> [Source records]

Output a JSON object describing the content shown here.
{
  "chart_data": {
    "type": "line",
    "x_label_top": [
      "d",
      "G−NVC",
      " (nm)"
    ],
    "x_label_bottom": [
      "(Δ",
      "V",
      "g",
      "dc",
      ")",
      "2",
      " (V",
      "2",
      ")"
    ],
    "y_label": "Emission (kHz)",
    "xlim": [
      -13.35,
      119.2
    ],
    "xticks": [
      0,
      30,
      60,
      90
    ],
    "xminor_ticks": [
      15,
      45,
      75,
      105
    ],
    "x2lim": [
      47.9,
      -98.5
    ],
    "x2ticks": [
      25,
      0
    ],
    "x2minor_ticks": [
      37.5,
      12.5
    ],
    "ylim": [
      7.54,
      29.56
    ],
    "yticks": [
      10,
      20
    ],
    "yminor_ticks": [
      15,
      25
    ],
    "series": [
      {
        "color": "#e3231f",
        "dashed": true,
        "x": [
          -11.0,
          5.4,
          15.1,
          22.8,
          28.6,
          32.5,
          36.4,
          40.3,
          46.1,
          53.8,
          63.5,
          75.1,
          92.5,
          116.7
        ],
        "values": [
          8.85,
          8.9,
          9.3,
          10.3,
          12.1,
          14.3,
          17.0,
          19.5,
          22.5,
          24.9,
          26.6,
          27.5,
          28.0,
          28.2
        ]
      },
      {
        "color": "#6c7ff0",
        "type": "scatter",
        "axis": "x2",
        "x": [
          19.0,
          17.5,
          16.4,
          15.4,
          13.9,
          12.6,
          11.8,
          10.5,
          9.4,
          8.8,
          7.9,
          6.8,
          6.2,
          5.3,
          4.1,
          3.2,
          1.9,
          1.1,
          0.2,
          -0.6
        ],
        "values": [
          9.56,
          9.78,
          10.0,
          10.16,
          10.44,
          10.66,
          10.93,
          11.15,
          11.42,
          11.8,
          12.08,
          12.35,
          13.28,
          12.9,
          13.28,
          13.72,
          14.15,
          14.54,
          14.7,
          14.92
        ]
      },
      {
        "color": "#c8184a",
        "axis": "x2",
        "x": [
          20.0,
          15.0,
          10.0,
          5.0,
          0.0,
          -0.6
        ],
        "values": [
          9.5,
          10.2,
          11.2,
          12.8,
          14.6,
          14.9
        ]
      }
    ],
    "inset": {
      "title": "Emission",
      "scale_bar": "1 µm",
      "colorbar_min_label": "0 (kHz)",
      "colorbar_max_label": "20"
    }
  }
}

> [Directions] For the listing above, identify each line bearing "Emission".

> [Result of this exercise]
    "y_label": "Emission (kHz)",
      "title": "Emission",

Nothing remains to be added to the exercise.